**Short exercise**
In the data that follows, count the lines in which the word "Pisa" occurs, and report that figure alone.

┌─ Extracted records

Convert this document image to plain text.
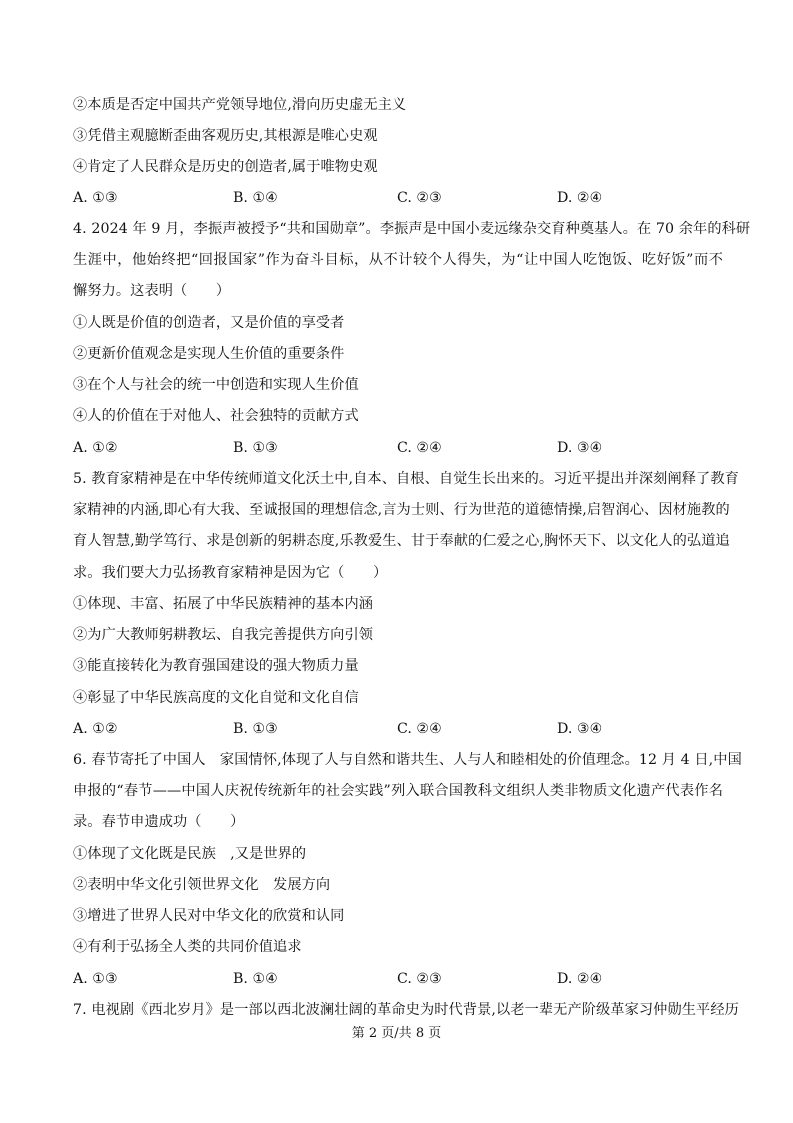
②本质是否定中国共产党领导地位,滑向历史虚无主义
③凭借主观臆断歪曲客观历史,其根源是唯心史观
④肯定了人民群众是历史的创造者,属于唯物史观
A. ①③	B. ①④	C. ②③	D. ②④
4. 2024 年 9 月，李振声被授予“共和国勋章”。李振声是中国小麦远缘杂交育种奠基人。在 70 余年的科研
生涯中，他始终把“回报国家”作为奋斗目标，从不计较个人得失，为“让中国人吃饱饭、吃好饭”而不
懈努力。这表明（　　）
①人既是价值的创造者，又是价值的享受者
②更新价值观念是实现人生价值的重要条件
③在个人与社会的统一中创造和实现人生价值
④人的价值在于对他人、社会独特的贡献方式
A. ①②	B. ①③	C. ②④	D. ③④
5. 教育家精神是在中华传统师道文化沃土中,自本、自根、自觉生长出来的。习近平提出并深刻阐释了教育
家精神的内涵,即心有大我、至诚报国的理想信念,言为士则、行为世范的道德情操,启智润心、因材施教的
育人智慧,勤学笃行、求是创新的躬耕态度,乐教爱生、甘于奉献的仁爱之心,胸怀天下、以文化人的弘道追
求。我们要大力弘扬教育家精神是因为它（　　）
①体现、丰富、拓展了中华民族精神的基本内涵
②为广大教师躬耕教坛、自我完善提供方向引领
③能直接转化为教育强国建设的强大物质力量
④彰显了中华民族高度的文化自觉和文化自信
A. ①②	B. ①③	C. ②④	D. ③④
6. 春节寄托了中国人　家国情怀,体现了人与自然和谐共生、人与人和睦相处的价值理念。12 月 4 日,中国
申报的“春节——中国人庆祝传统新年的社会实践”列入联合国教科文组织人类非物质文化遗产代表作名
录。春节申遗成功（　　）
①体现了文化既是民族　,又是世界的
②表明中华文化引领世界文化　发展方向
③增进了世界人民对中华文化的欣赏和认同
④有利于弘扬全人类的共同价值追求
A. ①③	B. ①④	C. ②③	D. ②④
7. 电视剧《西北岁月》是一部以西北波澜壮阔的革命史为时代背景,以老一辈无产阶级革家习仲勋生平经历
第 2 页/共 8 页
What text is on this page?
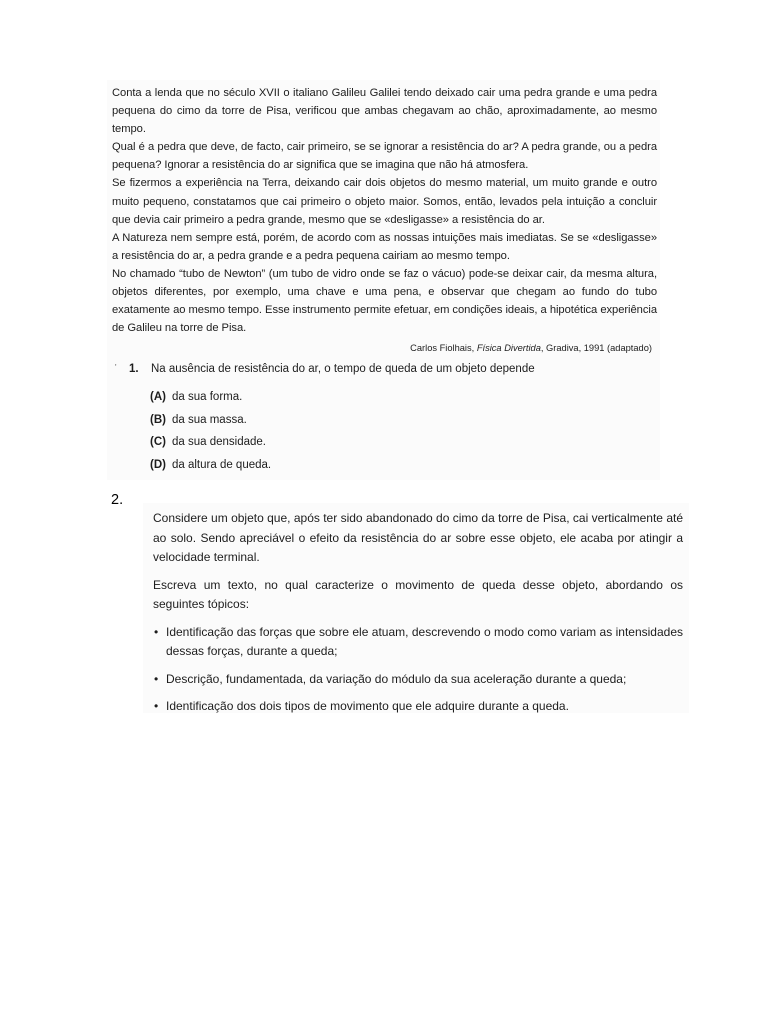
Conta a lenda que no século XVII o italiano Galileu Galilei tendo deixado cair uma pedra grande e uma pedra pequena do cimo da torre de Pisa, verificou que ambas chegavam ao chão, aproximadamente, ao mesmo tempo.

Qual é a pedra que deve, de facto, cair primeiro, se se ignorar a resistência do ar? A pedra grande, ou a pedra pequena? Ignorar a resistência do ar significa que se imagina que não há atmosfera.

Se fizermos a experiência na Terra, deixando cair dois objetos do mesmo material, um muito grande e outro muito pequeno, constatamos que cai primeiro o objeto maior. Somos, então, levados pela intuição a concluir que devia cair primeiro a pedra grande, mesmo que se «desligasse» a resistência do ar.

A Natureza nem sempre está, porém, de acordo com as nossas intuições mais imediatas. Se se «desligasse» a resistência do ar, a pedra grande e a pedra pequena cairiam ao mesmo tempo.

No chamado “tubo de Newton” (um tubo de vidro onde se faz o vácuo) pode-se deixar cair, da mesma altura, objetos diferentes, por exemplo, uma chave e uma pena, e observar que chegam ao fundo do tubo exatamente ao mesmo tempo. Esse instrumento permite efetuar, em condições ideais, a hipotética experiência de Galileu na torre de Pisa.

Carlos Fiolhais, Física Divertida, Gradiva, 1991 (adaptado)
' 1. Na ausência de resistência do ar, o tempo de queda de um objeto depende
(A) da sua forma.
(B) da sua massa.
(C) da sua densidade.
(D) da altura de queda.
2.

Considere um objeto que, após ter sido abandonado do cimo da torre de Pisa, cai verticalmente até ao solo. Sendo apreciável o efeito da resistência do ar sobre esse objeto, ele acaba por atingir a velocidade terminal.

Escreva um texto, no qual caracterize o movimento de queda desse objeto, abordando os seguintes tópicos:

• Identificação das forças que sobre ele atuam, descrevendo o modo como variam as intensidades dessas forças, durante a queda;
• Descrição, fundamentada, da variação do módulo da sua aceleração durante a queda;
• Identificação dos dois tipos de movimento que ele adquire durante a queda.
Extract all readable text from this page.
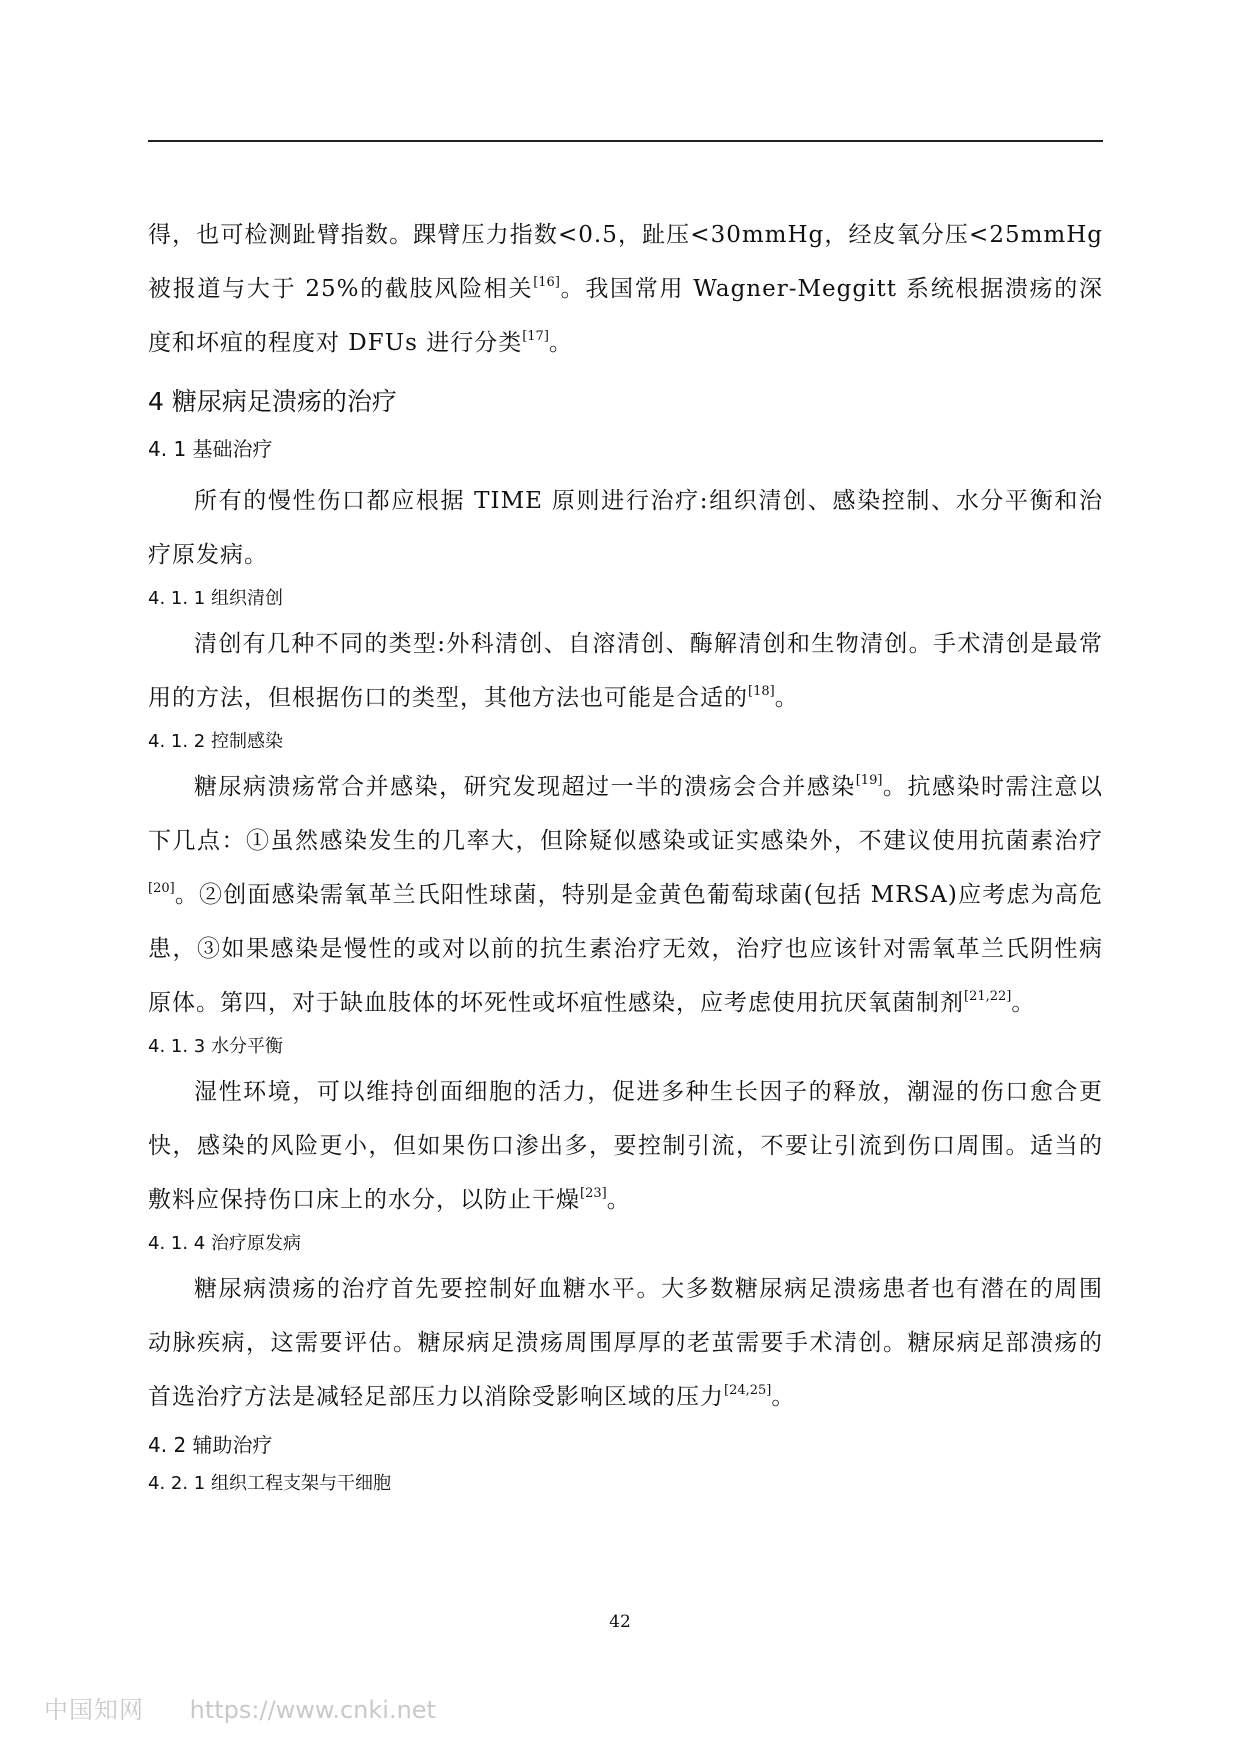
得，也可检测趾臂指数。踝臂压力指数<0.5，趾压<30mmHg，经皮氧分压<25mmHg被报道与大于 25%的截肢风险相关[16]。我国常用 Wagner-Meggitt 系统根据溃疡的深度和坏疽的程度对 DFUs 进行分类[17]。

4 糖尿病足溃疡的治疗
4. 1 基础治疗

所有的慢性伤口都应根据 TIME 原则进行治疗:组织清创、感染控制、水分平衡和治疗原发病。

4. 1. 1 组织清创

清创有几种不同的类型:外科清创、自溶清创、酶解清创和生物清创。手术清创是最常用的方法，但根据伤口的类型，其他方法也可能是合适的[18]。

4. 1. 2 控制感染

糖尿病溃疡常合并感染，研究发现超过一半的溃疡会合并感染[19]。抗感染时需注意以下几点：①虽然感染发生的几率大，但除疑似感染或证实感染外，不建议使用抗菌素治疗[20]。②创面感染需氧革兰氏阳性球菌，特别是金黄色葡萄球菌(包括 MRSA)应考虑为高危患，③如果感染是慢性的或对以前的抗生素治疗无效，治疗也应该针对需氧革兰氏阴性病原体。第四，对于缺血肢体的坏死性或坏疽性感染，应考虑使用抗厌氧菌制剂[21,22]。

4. 1. 3 水分平衡

湿性环境，可以维持创面细胞的活力，促进多种生长因子的释放，潮湿的伤口愈合更快，感染的风险更小，但如果伤口渗出多，要控制引流，不要让引流到伤口周围。适当的敷料应保持伤口床上的水分，以防止干燥[23]。

4. 1. 4 治疗原发病

糖尿病溃疡的治疗首先要控制好血糖水平。大多数糖尿病足溃疡患者也有潜在的周围动脉疾病，这需要评估。糖尿病足溃疡周围厚厚的老茧需要手术清创。糖尿病足部溃疡的首选治疗方法是减轻足部压力以消除受影响区域的压力[24,25]。

4. 2 辅助治疗
4. 2. 1 组织工程支架与干细胞
42
中国知网 https://www.cnki.net
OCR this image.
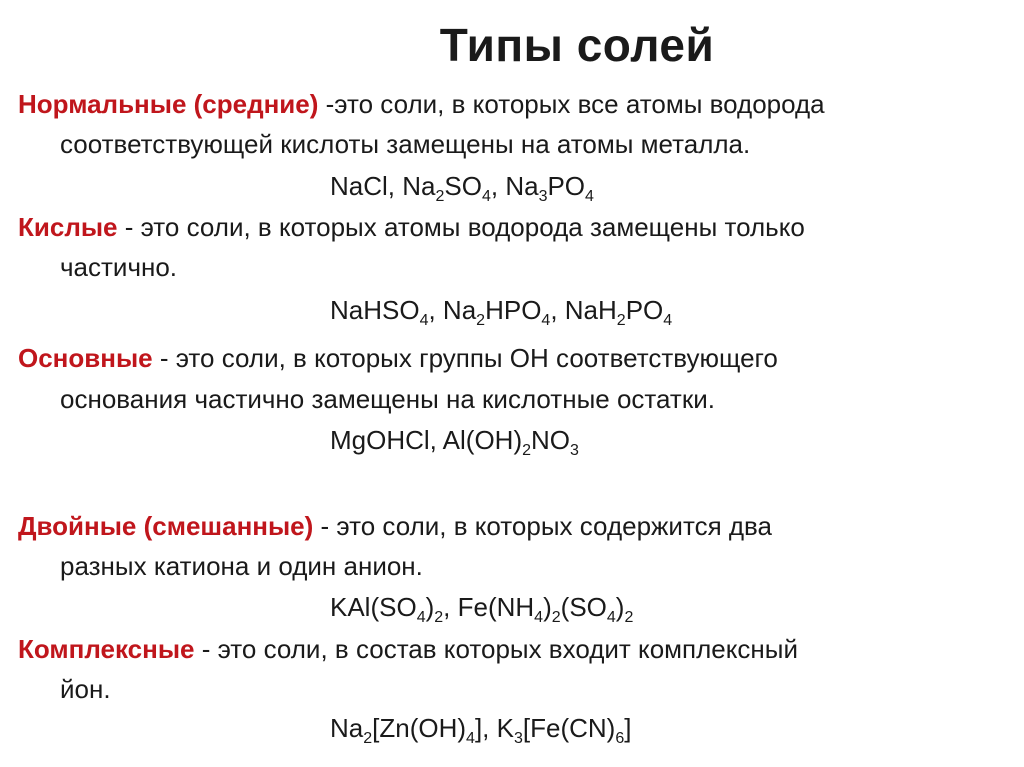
Типы солей
Нормальные (средние) -это соли, в которых все атомы водорода
соответствующей кислоты замещены на атомы металла.
NaCl, $Na_2SO_4$, $Na_3PO_4$
Кислые - это соли, в которых атомы водорода замещены только
частично.
NaHSO$_4$, $Na_2HPO_4$, $NaH_2PO_4$
Основные - это соли, в которых группы OH соответствующего
основания частично замещены на кислотные остатки.
MgOHCl, $Al(OH)_2NO_3$
Двойные (смешанные) - это соли, в которых содержится два
разных катиона и один анион.
$KAl(SO_4)_2$, $Fe(NH_4)_2(SO_4)_2$
Комплексные - это соли, в состав которых входит комплексный
йон.
$Na_2[Zn(OH)_4]$, $K_3[Fe(CN)_6]$
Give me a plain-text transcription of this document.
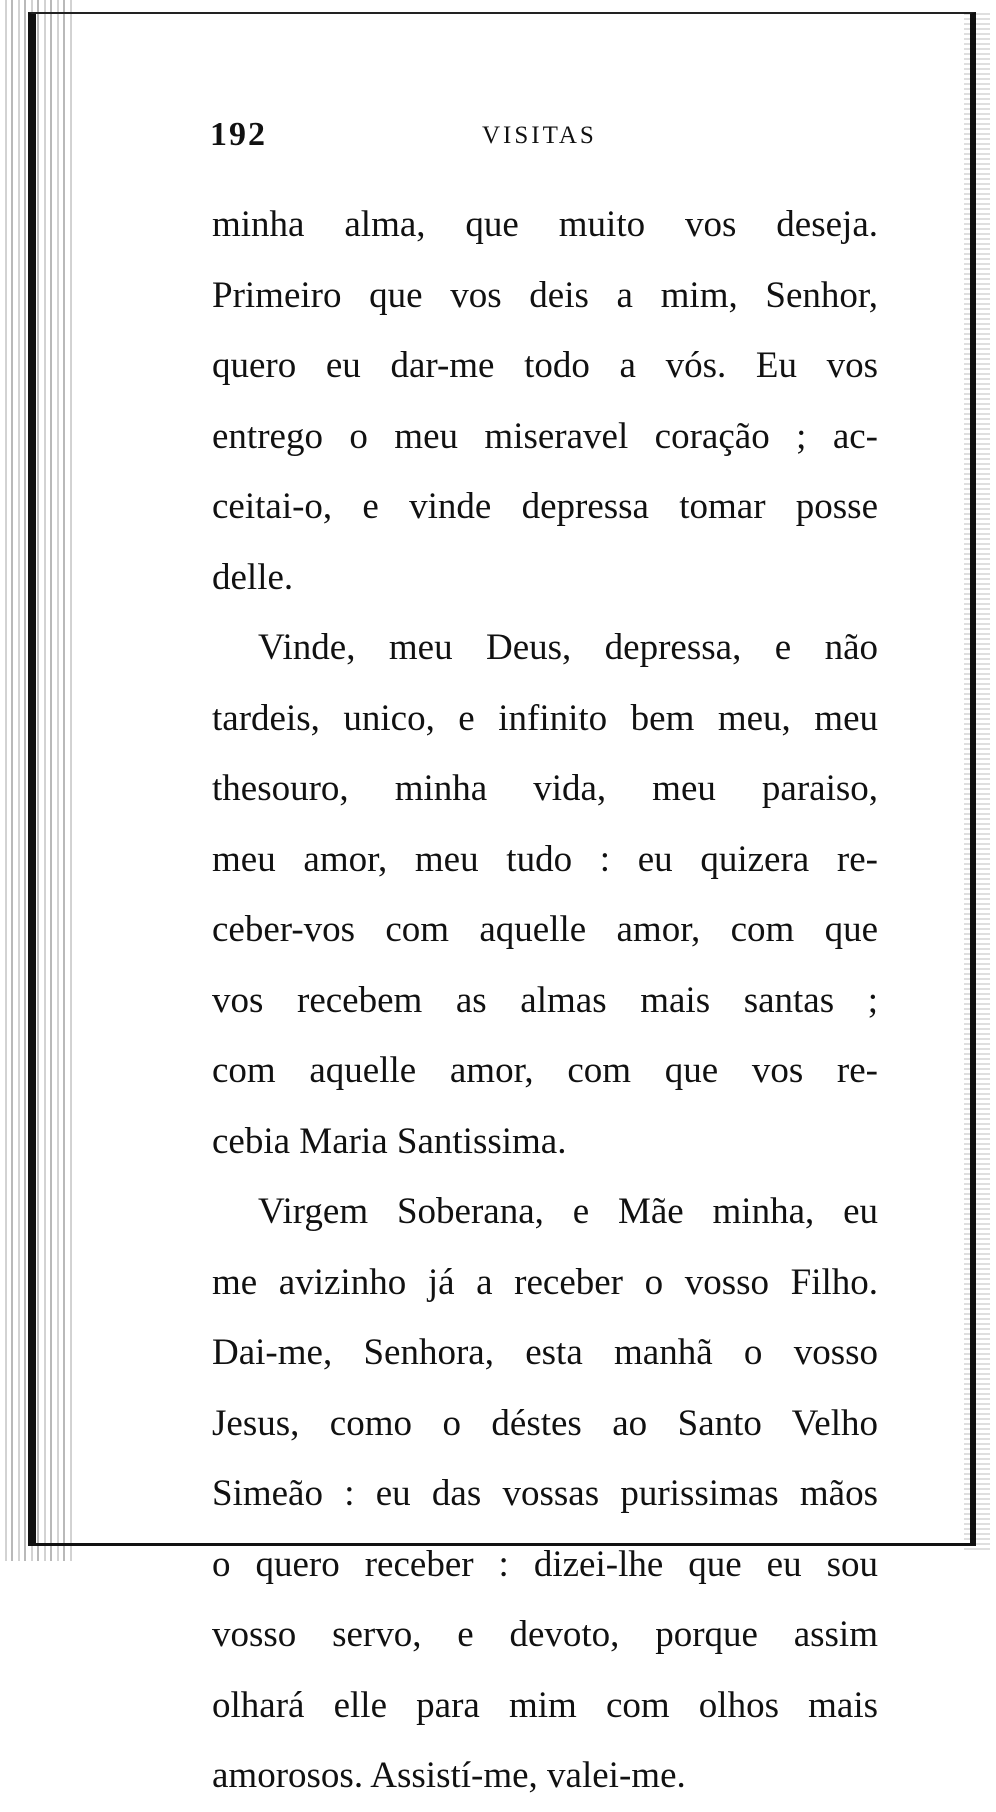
192	VISITAS
minha alma, que muito vos deseja.
Primeiro que vos deis a mim, Senhor,
quero eu dar-me todo a vós. Eu vos
entrego o meu miseravel coração ; ac-
ceitai-o, e vinde depressa tomar posse
delle.
Vinde, meu Deus, depressa, e não
tardeis, unico, e infinito bem meu, meu
thesouro, minha vida, meu paraiso,
meu amor, meu tudo : eu quizera re-
ceber-vos com aquelle amor, com que
vos recebem as almas mais santas ;
com aquelle amor, com que vos re-
cebia Maria Santissima.
Virgem Soberana, e Mãe minha, eu
me avizinho já a receber o vosso Filho.
Dai-me, Senhora, esta manhã o vosso
Jesus, como o déstes ao Santo Velho
Simeão : eu das vossas purissimas mãos
o quero receber : dizei-lhe que eu sou
vosso servo, e devoto, porque assim
olhará elle para mim com olhos mais
amorosos. Assistí-me, valei-me.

└─

**Result for this task**
3